EXERCISE REQUIREMENTS -
Give the following records again in full and without alteration.

GIVEN RECORDS below:

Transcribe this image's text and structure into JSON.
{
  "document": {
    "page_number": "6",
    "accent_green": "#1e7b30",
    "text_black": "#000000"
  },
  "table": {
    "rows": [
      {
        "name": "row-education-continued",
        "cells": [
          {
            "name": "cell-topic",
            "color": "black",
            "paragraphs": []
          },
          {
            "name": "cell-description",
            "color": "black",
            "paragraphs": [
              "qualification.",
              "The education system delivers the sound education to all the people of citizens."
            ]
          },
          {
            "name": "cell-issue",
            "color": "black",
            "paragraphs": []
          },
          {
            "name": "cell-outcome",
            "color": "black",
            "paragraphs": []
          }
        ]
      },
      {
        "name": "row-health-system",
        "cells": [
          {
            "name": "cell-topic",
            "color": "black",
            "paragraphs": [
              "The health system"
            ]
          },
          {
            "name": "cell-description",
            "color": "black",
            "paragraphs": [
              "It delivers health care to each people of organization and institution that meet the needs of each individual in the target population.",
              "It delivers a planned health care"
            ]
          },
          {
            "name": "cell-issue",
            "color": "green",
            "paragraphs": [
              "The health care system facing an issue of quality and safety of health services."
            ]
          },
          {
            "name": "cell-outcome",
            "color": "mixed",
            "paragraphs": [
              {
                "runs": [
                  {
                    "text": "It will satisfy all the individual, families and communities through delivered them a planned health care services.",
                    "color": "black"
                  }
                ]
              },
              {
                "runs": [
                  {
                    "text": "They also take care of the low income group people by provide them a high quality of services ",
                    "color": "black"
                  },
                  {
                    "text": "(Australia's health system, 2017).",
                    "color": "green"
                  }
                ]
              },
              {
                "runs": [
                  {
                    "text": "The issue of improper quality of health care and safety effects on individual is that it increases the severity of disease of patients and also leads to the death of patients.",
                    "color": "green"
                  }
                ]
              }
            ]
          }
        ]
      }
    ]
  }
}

End of GIVEN RECORDS.

REPLY -
Transcribe this image's text and structure into JSON.
{
  "document": {
    "page_number": "6",
    "accent_green": "#1e7b30",
    "text_black": "#000000"
  },
  "table": {
    "rows": [
      {
        "name": "row-education-continued",
        "cells": [
          {
            "name": "cell-topic",
            "color": "black",
            "paragraphs": []
          },
          {
            "name": "cell-description",
            "color": "black",
            "paragraphs": [
              "qualification.",
              "The education system delivers the sound education to all the people of citizens."
            ]
          },
          {
            "name": "cell-issue",
            "color": "black",
            "paragraphs": []
          },
          {
            "name": "cell-outcome",
            "color": "black",
            "paragraphs": []
          }
        ]
      },
      {
        "name": "row-health-system",
        "cells": [
          {
            "name": "cell-topic",
            "color": "black",
            "paragraphs": [
              "The health system"
            ]
          },
          {
            "name": "cell-description",
            "color": "black",
            "paragraphs": [
              "It delivers health care to each people of organization and institution that meet the needs of each individual in the target population.",
              "It delivers a planned health care"
            ]
          },
          {
            "name": "cell-issue",
            "color": "green",
            "paragraphs": [
              "The health care system facing an issue of quality and safety of health services."
            ]
          },
          {
            "name": "cell-outcome",
            "color": "mixed",
            "paragraphs": [
              {
                "runs": [
                  {
                    "text": "It will satisfy all the individual, families and communities through delivered them a planned health care services.",
                    "color": "black"
                  }
                ]
              },
              {
                "runs": [
                  {
                    "text": "They also take care of the low income group people by provide them a high quality of services ",
                    "color": "black"
                  },
                  {
                    "text": "(Australia's health system, 2017).",
                    "color": "green"
                  }
                ]
              },
              {
                "runs": [
                  {
                    "text": "The issue of improper quality of health care and safety effects on individual is that it increases the severity of disease of patients and also leads to the death of patients.",
                    "color": "green"
                  }
                ]
              }
            ]
          }
        ]
      }
    ]
  }
}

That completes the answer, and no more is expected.